* Given exercise
Gather all lines in the records below that include the word "Iași".

* Start Data supplied *

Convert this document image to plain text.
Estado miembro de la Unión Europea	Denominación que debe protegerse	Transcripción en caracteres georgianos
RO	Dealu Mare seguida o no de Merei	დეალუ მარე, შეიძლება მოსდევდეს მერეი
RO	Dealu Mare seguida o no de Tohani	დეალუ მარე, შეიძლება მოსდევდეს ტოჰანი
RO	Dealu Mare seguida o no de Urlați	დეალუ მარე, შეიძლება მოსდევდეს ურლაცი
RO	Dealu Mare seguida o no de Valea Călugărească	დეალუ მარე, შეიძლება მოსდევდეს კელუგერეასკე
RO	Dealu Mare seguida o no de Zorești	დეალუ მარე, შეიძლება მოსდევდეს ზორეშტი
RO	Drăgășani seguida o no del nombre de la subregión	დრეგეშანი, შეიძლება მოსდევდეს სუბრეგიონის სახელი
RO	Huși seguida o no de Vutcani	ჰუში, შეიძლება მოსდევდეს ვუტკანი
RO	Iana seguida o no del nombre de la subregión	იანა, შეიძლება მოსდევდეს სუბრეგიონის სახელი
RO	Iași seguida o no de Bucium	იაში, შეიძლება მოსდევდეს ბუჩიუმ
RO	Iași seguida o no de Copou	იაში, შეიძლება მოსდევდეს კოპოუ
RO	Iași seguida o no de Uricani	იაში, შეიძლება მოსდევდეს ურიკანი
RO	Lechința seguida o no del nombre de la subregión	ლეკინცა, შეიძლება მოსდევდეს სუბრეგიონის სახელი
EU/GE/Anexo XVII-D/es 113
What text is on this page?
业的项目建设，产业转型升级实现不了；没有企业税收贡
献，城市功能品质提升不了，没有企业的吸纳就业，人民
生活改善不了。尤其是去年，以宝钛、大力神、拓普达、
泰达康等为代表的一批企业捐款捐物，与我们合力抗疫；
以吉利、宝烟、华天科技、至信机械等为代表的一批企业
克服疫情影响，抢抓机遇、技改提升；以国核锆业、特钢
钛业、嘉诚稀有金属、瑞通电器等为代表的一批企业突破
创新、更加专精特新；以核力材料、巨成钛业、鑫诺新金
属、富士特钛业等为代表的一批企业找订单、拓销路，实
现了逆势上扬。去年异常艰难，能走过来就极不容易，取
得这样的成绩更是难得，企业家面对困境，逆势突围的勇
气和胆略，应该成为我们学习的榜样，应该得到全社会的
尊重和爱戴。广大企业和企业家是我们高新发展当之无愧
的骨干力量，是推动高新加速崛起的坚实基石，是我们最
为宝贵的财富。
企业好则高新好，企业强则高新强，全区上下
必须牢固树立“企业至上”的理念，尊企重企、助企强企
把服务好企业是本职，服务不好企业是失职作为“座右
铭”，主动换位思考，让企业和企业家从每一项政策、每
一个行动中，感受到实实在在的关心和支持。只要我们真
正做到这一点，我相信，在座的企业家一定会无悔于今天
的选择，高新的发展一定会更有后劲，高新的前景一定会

* End Data supplied *

* Output below
RO	Iași seguida o no de Bucium	იაში, შეიძლება მოსდევდეს ბუჩიუმ
RO	Iași seguida o no de Copou	იაში, შეიძლება მოსდევდეს კოპოუ
RO	Iași seguida o no de Uricani	იაში, შეიძლება მოსდევდეს ურიკანი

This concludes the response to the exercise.